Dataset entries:
* * * * *
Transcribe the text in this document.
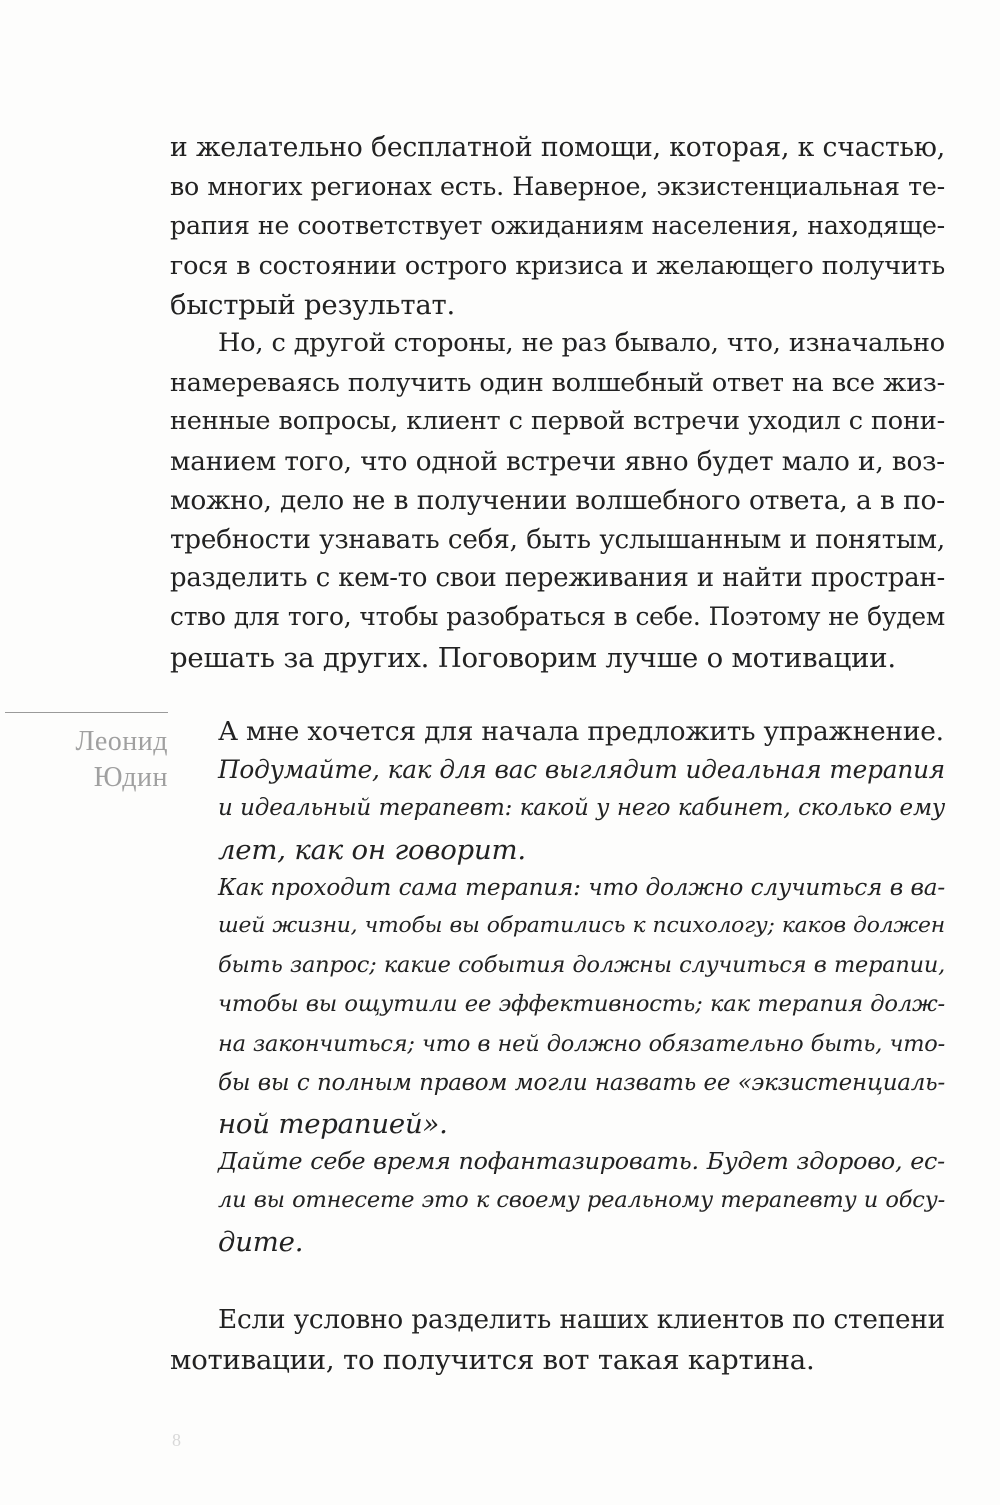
и желательно бесплатной помощи, которая, к счастью,
во многих регионах есть. Наверное, экзистенциальная те-
рапия не соответствует ожиданиям населения, находяще-
гося в состоянии острого кризиса и желающего получить
быстрый результат.
Но, с другой стороны, не раз бывало, что, изначально
намереваясь получить один волшебный ответ на все жиз-
ненные вопросы, клиент с первой встречи уходил с пони-
манием того, что одной встречи явно будет мало и, воз-
можно, дело не в получении волшебного ответа, а в по-
требности узнавать себя, быть услышанным и понятым,
разделить с кем-то свои переживания и найти простран-
ство для того, чтобы разобраться в себе. Поэтому не будем
решать за других. Поговорим лучше о мотивации.
Леонид
Юдин
А мне хочется для начала предложить упражнение.
Подумайте, как для вас выглядит идеальная терапия
и идеальный терапевт: какой у него кабинет, сколько ему
лет, как он говорит.
Как проходит сама терапия: что должно случиться в ва-
шей жизни, чтобы вы обратились к психологу; каков должен
быть запрос; какие события должны случиться в терапии,
чтобы вы ощутили ее эффективность; как терапия долж-
на закончиться; что в ней должно обязательно быть, что-
бы вы с полным правом могли назвать ее «экзистенциаль-
ной терапией».
Дайте себе время пофантазировать. Будет здорово, ес-
ли вы отнесете это к своему реальному терапевту и обсу-
дите.
Если условно разделить наших клиентов по степени
мотивации, то получится вот такая картина.
8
* * * * *
**WRITTEN INSTRUCTION:** Where a line above contains the string "разделить", copy that line.

**FULL SOLUTION:**
разделить с кем-то свои переживания и найти простран-
Если условно разделить наших клиентов по степени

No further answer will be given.